_Your goal_
Gather every line of the entries that includes the word "Sheriff".

_Information given_
^^^^^^^^^^^^^^^^
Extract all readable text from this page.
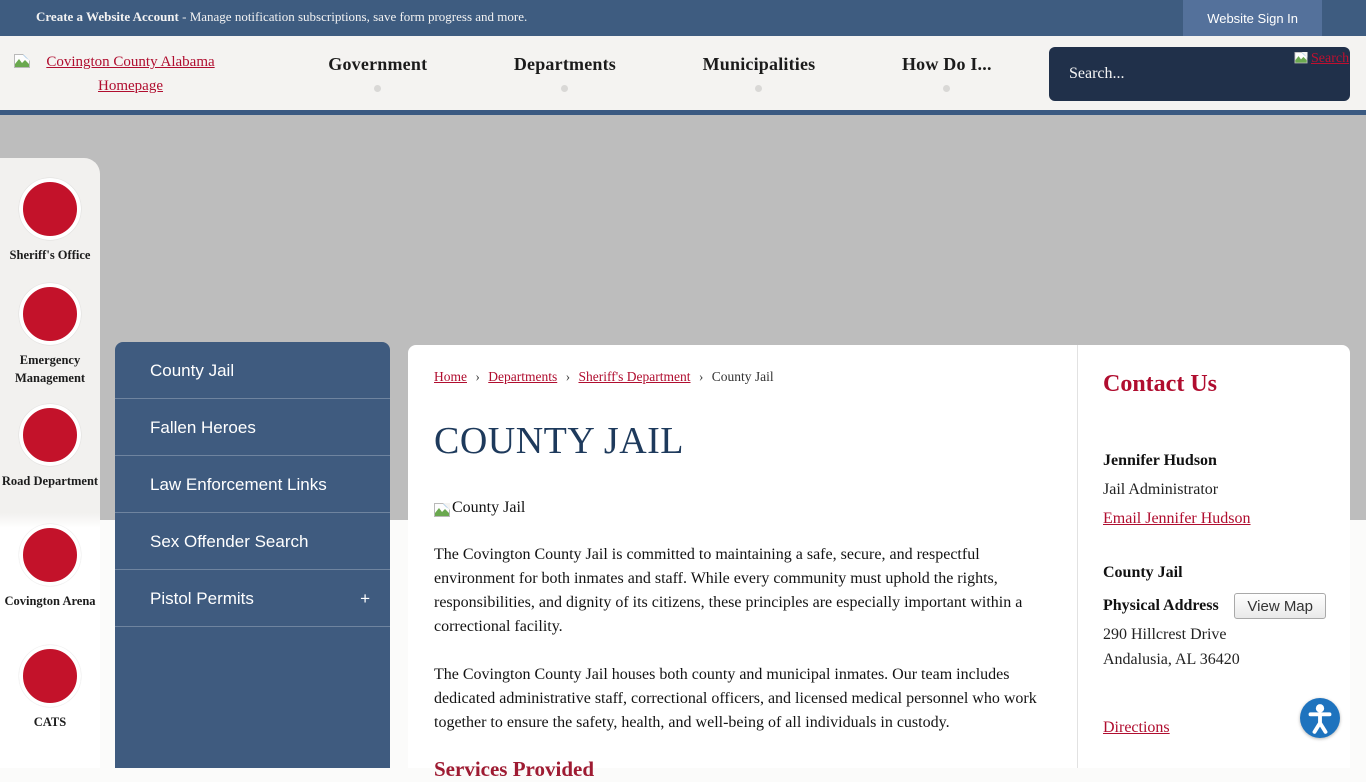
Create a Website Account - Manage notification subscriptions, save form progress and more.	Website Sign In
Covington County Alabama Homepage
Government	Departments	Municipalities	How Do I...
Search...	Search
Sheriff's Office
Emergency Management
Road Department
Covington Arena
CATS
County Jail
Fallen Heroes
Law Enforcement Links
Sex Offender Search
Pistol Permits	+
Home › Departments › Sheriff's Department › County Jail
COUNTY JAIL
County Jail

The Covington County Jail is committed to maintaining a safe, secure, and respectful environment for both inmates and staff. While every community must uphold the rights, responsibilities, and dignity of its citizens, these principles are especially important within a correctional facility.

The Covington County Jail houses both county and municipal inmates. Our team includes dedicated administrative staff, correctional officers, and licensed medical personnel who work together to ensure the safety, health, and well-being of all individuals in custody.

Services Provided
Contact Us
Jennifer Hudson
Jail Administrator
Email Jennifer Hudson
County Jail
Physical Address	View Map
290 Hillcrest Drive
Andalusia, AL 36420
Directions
^^^^^^^^^^^^^^^^
_Answer below_
Sheriff's Office
Home › Departments › Sheriff's Department › County Jail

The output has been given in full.